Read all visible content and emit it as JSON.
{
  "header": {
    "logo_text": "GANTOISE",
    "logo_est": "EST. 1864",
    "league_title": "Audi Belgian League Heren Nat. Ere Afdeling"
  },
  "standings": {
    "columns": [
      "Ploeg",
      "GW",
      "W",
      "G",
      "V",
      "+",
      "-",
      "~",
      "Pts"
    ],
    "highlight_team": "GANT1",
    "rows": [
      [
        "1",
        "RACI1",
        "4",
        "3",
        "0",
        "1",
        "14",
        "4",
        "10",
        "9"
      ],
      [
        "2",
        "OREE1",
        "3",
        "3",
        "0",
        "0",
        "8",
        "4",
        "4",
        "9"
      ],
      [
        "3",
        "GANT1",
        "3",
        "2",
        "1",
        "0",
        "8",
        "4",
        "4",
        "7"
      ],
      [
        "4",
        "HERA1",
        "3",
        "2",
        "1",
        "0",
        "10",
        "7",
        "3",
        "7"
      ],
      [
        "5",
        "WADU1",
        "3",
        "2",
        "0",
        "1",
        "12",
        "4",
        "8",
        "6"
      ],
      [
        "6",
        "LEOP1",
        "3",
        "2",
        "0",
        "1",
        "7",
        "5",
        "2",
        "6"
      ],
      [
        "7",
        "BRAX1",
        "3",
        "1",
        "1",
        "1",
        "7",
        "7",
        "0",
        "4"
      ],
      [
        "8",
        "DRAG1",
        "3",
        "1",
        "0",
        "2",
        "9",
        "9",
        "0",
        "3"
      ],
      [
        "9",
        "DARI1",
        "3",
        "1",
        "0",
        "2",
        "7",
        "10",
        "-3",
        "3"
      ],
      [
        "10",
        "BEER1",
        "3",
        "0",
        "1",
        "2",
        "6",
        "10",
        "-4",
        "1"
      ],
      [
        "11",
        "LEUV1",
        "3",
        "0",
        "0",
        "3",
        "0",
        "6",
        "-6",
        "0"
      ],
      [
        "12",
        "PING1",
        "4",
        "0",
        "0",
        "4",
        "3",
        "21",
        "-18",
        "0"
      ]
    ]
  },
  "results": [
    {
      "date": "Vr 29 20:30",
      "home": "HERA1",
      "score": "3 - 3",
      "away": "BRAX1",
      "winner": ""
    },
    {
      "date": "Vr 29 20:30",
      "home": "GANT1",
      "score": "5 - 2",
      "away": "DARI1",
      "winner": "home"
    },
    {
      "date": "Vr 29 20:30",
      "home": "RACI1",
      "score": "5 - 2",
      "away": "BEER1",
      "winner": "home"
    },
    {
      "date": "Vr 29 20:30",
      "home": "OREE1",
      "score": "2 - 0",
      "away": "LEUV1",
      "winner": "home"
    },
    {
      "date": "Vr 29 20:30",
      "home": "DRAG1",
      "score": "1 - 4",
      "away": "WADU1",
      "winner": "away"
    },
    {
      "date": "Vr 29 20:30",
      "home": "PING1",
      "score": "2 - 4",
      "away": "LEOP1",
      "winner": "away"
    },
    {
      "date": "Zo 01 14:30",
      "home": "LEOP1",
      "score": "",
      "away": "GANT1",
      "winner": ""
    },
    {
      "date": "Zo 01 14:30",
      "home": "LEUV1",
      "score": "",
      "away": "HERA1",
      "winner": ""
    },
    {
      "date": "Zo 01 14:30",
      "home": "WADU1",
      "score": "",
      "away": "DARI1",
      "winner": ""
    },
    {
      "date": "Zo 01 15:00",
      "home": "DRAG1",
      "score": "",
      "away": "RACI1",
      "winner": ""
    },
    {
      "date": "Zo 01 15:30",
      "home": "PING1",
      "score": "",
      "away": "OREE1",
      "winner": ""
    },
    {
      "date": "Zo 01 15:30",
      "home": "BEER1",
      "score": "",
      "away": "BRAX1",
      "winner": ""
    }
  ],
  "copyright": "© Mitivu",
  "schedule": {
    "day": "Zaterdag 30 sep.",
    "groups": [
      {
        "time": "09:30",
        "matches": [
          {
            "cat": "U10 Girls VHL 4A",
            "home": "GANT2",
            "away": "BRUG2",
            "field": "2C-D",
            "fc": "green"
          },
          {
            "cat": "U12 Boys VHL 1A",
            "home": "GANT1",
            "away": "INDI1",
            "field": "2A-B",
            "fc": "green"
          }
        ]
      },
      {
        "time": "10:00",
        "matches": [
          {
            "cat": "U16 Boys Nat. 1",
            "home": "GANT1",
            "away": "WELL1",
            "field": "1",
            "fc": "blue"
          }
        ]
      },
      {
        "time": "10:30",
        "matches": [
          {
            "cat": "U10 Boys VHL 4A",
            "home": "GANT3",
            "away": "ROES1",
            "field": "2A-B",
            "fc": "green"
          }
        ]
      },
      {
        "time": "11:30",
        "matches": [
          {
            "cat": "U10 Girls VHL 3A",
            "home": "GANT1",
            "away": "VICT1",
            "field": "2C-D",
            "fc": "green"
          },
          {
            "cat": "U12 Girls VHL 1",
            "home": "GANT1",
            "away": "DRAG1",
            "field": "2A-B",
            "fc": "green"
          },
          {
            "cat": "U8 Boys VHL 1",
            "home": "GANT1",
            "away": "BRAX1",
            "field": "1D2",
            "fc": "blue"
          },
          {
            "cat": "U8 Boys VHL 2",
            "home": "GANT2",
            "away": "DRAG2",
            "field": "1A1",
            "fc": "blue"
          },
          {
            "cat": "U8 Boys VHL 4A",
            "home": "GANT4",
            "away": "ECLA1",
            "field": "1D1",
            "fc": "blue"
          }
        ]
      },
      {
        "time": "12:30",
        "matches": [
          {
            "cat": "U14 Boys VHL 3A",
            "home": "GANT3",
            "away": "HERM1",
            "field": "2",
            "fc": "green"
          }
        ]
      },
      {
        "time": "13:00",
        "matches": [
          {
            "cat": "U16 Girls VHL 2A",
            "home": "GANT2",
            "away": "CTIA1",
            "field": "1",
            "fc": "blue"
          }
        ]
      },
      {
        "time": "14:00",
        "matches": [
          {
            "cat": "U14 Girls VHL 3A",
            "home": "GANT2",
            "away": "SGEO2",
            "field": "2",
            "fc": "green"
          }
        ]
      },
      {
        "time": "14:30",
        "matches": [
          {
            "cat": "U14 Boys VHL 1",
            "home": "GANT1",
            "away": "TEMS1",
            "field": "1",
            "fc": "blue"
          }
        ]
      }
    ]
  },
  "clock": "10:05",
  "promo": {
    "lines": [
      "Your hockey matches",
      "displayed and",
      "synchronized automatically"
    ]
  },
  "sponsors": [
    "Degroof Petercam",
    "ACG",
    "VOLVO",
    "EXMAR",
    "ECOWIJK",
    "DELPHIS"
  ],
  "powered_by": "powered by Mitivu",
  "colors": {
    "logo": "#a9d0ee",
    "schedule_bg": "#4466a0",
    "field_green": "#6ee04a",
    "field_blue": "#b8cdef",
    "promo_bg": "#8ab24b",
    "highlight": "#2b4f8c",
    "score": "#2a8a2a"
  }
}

- Objective
Above are the entries; count how many of their lines contain the word "Girls" and give only that number.

- Written response
5